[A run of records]
* BEGIN *

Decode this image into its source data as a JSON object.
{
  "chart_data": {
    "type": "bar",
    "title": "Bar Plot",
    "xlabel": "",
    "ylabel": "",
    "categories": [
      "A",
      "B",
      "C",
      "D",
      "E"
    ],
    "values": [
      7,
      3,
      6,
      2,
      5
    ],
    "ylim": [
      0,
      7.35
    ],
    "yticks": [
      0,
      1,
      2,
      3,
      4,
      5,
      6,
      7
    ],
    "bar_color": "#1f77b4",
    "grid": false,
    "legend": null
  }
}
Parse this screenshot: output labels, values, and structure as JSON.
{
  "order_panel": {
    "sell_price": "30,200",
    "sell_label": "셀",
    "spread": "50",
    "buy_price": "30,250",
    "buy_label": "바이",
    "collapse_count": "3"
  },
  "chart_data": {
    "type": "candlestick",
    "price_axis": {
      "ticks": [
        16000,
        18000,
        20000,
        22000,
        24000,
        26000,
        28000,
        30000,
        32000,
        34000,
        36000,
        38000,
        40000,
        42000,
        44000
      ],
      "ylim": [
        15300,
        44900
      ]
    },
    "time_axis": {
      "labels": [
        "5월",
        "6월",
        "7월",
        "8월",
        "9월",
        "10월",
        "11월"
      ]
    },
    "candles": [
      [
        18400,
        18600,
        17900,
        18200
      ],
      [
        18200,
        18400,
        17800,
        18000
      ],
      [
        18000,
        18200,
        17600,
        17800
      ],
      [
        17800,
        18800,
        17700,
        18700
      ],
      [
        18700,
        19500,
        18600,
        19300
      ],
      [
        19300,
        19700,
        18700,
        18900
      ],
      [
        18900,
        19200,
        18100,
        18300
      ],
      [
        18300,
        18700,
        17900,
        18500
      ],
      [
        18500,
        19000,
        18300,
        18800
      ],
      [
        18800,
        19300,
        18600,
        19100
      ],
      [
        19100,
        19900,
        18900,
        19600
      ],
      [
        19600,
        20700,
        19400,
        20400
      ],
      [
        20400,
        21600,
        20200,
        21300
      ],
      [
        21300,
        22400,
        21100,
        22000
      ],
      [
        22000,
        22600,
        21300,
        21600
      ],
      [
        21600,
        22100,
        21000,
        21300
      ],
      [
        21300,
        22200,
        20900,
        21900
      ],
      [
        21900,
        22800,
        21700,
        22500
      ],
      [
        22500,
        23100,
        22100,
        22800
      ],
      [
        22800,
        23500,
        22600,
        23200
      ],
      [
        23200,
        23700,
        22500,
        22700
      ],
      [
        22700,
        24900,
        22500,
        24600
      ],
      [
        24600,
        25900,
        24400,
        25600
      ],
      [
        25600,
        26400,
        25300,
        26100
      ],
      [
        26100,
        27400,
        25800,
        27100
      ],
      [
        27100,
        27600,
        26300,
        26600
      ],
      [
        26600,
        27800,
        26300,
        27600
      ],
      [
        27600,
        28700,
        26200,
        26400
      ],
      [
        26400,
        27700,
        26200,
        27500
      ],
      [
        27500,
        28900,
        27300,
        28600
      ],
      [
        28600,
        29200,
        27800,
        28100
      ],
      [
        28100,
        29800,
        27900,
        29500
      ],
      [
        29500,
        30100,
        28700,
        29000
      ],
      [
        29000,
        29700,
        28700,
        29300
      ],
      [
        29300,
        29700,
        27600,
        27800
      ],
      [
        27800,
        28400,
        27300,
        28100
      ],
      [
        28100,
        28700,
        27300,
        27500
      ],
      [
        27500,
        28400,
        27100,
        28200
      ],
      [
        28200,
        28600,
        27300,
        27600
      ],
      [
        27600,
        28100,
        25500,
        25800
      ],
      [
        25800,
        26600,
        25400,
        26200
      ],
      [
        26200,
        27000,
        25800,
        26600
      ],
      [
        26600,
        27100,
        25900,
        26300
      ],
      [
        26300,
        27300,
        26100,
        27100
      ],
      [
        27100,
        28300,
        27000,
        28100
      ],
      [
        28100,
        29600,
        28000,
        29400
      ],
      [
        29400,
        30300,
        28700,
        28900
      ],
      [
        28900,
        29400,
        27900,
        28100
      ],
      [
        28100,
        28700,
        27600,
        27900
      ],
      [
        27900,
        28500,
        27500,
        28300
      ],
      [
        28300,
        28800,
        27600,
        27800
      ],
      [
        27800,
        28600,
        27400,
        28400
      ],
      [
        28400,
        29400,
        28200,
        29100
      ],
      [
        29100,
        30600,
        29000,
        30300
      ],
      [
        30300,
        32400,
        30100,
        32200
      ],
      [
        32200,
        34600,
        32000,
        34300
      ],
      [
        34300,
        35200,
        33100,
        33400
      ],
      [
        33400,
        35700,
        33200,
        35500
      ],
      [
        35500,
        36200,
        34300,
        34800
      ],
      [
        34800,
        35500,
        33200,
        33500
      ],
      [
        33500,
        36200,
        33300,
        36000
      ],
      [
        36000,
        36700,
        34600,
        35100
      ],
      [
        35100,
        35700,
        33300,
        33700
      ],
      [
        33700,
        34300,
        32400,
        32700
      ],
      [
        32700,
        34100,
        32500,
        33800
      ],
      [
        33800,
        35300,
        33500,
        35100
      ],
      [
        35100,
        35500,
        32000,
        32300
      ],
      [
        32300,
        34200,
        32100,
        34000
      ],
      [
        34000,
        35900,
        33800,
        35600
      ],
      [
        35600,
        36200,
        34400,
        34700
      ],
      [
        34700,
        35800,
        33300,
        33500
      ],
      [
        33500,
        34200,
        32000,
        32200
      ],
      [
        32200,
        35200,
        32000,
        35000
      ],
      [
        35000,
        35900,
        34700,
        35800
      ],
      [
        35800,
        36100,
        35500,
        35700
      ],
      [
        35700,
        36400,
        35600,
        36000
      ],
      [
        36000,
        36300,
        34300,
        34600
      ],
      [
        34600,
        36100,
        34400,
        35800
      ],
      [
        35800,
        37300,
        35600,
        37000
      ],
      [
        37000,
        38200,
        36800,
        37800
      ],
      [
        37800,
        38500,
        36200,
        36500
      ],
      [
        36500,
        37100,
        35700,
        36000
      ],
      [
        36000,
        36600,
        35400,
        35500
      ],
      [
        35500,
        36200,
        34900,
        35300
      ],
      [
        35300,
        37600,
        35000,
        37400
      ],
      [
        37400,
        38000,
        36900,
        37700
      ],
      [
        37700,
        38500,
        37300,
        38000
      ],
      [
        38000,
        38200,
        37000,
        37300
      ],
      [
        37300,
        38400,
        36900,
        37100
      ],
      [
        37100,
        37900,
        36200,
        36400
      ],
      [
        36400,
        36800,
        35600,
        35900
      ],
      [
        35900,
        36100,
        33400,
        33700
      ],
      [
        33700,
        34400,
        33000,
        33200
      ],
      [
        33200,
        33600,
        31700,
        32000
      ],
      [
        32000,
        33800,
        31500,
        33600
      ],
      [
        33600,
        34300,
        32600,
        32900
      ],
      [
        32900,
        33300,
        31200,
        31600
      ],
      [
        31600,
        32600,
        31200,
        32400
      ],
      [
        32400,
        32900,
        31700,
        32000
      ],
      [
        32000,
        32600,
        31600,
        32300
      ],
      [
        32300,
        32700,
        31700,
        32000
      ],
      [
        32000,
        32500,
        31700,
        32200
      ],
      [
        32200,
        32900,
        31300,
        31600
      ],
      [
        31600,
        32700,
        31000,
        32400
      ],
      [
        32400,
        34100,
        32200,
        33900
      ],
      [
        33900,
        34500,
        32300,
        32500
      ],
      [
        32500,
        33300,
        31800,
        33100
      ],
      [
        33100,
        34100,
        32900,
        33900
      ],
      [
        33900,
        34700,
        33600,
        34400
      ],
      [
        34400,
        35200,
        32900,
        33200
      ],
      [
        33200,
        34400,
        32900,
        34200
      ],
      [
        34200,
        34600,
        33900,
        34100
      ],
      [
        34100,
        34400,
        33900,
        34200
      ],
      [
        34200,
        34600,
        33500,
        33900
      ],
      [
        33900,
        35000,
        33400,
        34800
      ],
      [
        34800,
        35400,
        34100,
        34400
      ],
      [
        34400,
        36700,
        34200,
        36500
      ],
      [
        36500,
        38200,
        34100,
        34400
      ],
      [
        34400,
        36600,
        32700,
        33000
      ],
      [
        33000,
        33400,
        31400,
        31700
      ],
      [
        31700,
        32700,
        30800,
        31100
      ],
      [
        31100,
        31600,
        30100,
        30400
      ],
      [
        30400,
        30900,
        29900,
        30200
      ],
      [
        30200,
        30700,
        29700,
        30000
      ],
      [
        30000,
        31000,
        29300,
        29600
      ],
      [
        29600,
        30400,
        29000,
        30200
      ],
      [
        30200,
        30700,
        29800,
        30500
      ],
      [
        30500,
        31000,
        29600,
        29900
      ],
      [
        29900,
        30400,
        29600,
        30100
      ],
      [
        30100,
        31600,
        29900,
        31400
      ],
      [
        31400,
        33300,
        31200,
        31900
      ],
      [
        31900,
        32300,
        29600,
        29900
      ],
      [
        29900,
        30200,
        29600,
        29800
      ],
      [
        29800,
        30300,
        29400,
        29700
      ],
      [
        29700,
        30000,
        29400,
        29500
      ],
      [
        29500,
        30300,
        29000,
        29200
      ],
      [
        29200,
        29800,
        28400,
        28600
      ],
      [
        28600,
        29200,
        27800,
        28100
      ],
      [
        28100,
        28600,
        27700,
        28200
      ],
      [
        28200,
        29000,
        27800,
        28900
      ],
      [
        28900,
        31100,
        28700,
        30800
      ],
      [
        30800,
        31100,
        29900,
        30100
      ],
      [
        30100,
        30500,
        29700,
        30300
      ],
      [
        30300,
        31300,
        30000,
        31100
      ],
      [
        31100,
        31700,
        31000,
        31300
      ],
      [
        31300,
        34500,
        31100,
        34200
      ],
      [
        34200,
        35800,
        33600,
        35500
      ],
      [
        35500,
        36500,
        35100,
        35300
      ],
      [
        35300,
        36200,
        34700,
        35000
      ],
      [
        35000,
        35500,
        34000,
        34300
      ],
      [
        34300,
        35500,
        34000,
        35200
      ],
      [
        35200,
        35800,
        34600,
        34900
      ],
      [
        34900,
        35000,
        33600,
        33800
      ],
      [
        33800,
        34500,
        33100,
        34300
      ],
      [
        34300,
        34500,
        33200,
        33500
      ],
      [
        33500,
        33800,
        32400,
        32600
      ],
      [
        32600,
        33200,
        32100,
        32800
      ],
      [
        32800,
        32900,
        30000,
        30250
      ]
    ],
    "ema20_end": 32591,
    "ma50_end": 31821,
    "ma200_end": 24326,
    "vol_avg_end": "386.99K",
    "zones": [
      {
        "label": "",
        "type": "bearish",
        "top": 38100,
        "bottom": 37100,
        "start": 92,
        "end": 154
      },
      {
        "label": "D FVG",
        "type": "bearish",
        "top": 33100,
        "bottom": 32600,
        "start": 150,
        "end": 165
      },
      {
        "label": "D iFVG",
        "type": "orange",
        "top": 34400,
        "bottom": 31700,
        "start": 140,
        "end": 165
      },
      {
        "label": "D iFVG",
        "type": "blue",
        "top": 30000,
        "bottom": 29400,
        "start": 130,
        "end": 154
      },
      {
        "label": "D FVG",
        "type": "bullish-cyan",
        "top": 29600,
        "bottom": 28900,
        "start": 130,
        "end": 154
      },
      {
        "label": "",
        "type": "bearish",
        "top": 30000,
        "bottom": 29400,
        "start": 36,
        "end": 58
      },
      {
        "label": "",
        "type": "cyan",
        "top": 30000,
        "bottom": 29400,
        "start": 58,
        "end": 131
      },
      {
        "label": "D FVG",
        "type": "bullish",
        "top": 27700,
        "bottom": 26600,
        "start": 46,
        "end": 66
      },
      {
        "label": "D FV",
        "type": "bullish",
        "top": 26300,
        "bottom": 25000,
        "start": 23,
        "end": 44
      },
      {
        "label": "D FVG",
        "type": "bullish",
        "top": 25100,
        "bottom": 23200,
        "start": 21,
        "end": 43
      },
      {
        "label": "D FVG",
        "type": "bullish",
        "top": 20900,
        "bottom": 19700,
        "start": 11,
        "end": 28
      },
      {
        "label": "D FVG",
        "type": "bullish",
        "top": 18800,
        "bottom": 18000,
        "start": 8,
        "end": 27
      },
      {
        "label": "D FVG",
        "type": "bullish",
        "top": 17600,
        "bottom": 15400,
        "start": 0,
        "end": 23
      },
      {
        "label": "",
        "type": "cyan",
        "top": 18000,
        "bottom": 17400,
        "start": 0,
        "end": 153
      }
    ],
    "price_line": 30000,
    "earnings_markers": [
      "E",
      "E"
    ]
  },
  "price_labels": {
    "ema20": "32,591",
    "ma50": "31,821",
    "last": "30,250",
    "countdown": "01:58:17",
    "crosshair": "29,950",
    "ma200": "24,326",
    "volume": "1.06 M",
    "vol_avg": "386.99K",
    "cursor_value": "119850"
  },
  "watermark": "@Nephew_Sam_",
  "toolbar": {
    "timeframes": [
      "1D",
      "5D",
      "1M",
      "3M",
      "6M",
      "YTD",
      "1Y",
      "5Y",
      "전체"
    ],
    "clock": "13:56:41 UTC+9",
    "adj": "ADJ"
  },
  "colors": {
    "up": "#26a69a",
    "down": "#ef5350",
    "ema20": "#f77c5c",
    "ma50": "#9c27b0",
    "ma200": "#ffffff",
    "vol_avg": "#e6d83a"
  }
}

* END *

_Given request_
Find the word "this" in the entries above and gather every line that holds it.

_The result_
Decode this image into its source data as a JSON object.
Parse this screenshot: output labels, values, and structure as JSON.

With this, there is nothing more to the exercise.